YOUR TASK: Go through the listing beneath this task and return every line that carries the string "xoang".

RECORDS FOR PROCESSING:
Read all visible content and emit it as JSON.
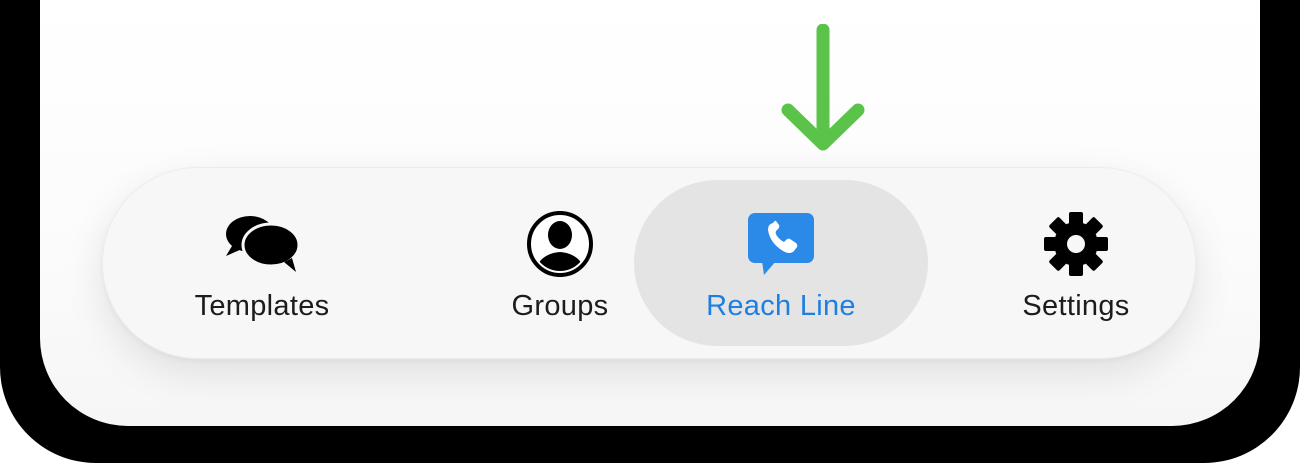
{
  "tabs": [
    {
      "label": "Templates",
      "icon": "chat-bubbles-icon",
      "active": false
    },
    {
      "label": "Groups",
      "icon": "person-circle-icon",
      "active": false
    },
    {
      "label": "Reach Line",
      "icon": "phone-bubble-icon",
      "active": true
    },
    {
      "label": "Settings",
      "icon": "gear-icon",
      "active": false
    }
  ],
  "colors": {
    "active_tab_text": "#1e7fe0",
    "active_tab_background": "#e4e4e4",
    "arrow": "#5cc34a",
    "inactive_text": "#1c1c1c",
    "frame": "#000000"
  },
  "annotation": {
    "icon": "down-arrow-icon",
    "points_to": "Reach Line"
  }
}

* * *

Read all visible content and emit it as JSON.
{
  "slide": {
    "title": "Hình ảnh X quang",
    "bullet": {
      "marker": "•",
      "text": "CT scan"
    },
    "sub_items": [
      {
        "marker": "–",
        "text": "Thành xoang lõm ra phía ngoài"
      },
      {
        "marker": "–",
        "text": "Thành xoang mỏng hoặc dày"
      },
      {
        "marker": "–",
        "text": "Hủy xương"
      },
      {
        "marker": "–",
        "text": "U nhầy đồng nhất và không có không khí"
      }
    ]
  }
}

...

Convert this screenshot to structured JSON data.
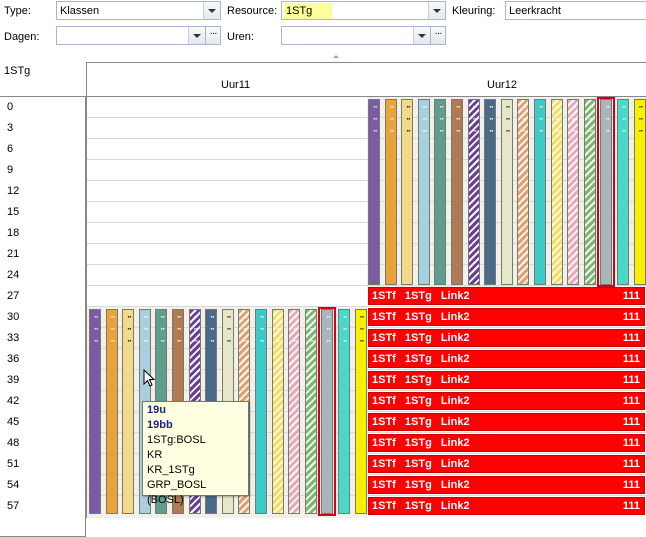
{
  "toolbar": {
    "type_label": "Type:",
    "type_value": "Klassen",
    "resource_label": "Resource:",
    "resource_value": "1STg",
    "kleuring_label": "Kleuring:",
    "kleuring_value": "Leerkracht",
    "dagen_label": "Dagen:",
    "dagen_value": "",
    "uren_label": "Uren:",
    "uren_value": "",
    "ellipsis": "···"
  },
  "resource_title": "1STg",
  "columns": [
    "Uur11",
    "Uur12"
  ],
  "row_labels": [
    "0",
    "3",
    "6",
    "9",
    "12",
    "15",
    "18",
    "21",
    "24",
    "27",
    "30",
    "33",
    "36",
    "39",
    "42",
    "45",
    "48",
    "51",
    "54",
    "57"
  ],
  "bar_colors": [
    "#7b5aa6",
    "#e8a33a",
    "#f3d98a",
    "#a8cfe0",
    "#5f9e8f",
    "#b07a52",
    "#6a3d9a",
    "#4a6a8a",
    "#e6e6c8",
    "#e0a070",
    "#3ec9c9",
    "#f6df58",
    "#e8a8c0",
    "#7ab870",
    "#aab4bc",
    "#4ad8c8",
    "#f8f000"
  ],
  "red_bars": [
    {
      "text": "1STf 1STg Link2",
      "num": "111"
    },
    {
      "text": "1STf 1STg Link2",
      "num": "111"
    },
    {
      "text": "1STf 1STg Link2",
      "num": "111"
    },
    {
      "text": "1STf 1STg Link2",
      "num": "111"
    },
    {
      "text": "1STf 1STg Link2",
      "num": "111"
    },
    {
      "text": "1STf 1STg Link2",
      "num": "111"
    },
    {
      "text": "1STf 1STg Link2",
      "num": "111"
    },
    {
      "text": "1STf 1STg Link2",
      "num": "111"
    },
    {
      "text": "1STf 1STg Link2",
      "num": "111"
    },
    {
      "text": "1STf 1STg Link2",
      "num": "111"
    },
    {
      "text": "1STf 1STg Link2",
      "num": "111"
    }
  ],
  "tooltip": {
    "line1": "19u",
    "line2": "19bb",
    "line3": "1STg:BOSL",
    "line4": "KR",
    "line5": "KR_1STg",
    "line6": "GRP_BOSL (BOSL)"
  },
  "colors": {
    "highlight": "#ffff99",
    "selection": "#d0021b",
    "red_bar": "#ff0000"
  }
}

RESULT:
        "text": "Thành xoang lõm ra phía ngoài"
        "text": "Thành xoang mỏng hoặc dày"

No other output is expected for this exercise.